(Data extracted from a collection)
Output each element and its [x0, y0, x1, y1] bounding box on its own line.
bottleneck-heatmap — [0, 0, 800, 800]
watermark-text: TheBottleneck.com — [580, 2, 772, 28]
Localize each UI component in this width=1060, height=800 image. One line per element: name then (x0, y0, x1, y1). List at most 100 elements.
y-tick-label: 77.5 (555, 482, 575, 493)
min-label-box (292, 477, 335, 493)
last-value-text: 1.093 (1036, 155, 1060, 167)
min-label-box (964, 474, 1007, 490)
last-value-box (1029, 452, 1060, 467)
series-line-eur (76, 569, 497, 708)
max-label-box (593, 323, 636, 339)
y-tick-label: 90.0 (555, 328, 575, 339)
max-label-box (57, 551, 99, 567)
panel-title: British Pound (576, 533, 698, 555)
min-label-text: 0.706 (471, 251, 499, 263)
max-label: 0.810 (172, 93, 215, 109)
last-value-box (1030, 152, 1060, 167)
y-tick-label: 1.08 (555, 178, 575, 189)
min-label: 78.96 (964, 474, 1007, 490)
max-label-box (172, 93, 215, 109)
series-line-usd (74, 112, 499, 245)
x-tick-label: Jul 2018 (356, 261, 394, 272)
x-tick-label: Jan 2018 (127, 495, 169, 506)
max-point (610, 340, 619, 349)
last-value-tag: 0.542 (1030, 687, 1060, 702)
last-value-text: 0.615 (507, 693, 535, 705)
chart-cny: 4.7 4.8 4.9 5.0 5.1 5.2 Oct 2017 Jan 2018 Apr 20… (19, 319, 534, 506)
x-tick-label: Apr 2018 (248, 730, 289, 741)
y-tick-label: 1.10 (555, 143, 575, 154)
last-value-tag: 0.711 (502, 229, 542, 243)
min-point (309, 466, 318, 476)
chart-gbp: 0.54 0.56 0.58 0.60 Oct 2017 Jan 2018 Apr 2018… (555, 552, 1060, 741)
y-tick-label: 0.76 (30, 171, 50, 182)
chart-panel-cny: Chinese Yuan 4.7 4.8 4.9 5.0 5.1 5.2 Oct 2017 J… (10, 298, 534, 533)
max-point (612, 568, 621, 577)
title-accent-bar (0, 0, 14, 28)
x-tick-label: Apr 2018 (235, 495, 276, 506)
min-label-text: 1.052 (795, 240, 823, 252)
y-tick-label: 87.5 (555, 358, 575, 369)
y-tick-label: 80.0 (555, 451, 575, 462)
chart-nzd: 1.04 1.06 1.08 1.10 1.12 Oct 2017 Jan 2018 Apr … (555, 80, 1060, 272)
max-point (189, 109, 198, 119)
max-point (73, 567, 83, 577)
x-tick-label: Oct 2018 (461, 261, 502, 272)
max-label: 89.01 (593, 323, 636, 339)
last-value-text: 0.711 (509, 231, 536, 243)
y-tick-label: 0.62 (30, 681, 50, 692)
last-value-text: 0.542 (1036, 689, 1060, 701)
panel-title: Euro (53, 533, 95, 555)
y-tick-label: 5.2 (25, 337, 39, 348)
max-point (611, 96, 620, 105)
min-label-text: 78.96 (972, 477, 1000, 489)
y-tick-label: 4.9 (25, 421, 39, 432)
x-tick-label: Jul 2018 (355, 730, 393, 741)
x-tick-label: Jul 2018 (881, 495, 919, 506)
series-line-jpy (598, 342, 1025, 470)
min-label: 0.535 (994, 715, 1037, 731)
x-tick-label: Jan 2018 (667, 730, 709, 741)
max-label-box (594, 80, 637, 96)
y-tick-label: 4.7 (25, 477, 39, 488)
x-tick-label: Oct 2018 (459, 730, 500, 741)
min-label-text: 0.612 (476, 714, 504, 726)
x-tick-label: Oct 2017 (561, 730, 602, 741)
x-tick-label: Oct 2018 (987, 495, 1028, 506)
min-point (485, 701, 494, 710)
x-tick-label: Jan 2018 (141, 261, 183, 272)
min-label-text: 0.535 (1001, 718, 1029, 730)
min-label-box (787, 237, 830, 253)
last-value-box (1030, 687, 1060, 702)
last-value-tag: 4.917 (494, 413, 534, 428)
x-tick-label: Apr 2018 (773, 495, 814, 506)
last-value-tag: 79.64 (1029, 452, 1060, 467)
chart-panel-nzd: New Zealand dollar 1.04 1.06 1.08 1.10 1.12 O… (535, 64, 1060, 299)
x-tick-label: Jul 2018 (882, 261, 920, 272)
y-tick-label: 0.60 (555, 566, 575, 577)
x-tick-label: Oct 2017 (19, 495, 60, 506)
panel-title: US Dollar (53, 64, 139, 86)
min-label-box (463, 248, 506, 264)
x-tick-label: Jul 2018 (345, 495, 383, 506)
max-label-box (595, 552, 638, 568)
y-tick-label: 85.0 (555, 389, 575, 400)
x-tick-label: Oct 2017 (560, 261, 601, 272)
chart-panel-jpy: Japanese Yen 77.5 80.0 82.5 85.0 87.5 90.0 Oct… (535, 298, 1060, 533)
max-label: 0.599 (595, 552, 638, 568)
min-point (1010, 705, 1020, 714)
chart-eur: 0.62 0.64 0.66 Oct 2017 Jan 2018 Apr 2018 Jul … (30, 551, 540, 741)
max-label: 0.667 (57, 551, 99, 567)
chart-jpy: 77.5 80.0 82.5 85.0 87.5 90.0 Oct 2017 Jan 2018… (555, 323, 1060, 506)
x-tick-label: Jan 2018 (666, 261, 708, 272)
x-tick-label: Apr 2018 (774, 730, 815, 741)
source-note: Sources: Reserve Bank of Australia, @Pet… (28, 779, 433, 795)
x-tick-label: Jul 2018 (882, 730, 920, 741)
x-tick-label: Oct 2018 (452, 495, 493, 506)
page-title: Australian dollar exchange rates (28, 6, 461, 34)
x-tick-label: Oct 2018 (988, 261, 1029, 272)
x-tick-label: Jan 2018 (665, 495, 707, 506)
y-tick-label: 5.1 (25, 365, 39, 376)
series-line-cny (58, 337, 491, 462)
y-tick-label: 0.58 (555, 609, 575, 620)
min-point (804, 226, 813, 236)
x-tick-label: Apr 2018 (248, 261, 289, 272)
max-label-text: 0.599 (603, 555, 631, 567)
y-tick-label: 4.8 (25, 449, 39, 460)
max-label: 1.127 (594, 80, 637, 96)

■ Task: From the first row through the row that contains "x-tick-label: Jan 2018 (127, 495, 169, 506)", inclusive, replace "max-label-box" with "peak-label-box" and give those rows again with everything else unchanged.

■ Finished exercise:
Output each element and its [x0, y0, x1, y1] bounding box on its own line.
bottleneck-heatmap — [0, 0, 800, 800]
watermark-text: TheBottleneck.com — [580, 2, 772, 28]
Localize each UI component in this width=1060, height=800 image. One line per element: name then (x0, y0, x1, y1). List at most 100 elements.
y-tick-label: 77.5 (555, 482, 575, 493)
min-label-box (292, 477, 335, 493)
last-value-text: 1.093 (1036, 155, 1060, 167)
min-label-box (964, 474, 1007, 490)
last-value-box (1029, 452, 1060, 467)
series-line-eur (76, 569, 497, 708)
peak-label-box (593, 323, 636, 339)
y-tick-label: 90.0 (555, 328, 575, 339)
peak-label-box (57, 551, 99, 567)
panel-title: British Pound (576, 533, 698, 555)
min-label-text: 0.706 (471, 251, 499, 263)
max-label: 0.810 (172, 93, 215, 109)
last-value-box (1030, 152, 1060, 167)
y-tick-label: 1.08 (555, 178, 575, 189)
min-label: 78.96 (964, 474, 1007, 490)
peak-label-box (172, 93, 215, 109)
series-line-usd (74, 112, 499, 245)
x-tick-label: Jul 2018 (356, 261, 394, 272)
x-tick-label: Jan 2018 (127, 495, 169, 506)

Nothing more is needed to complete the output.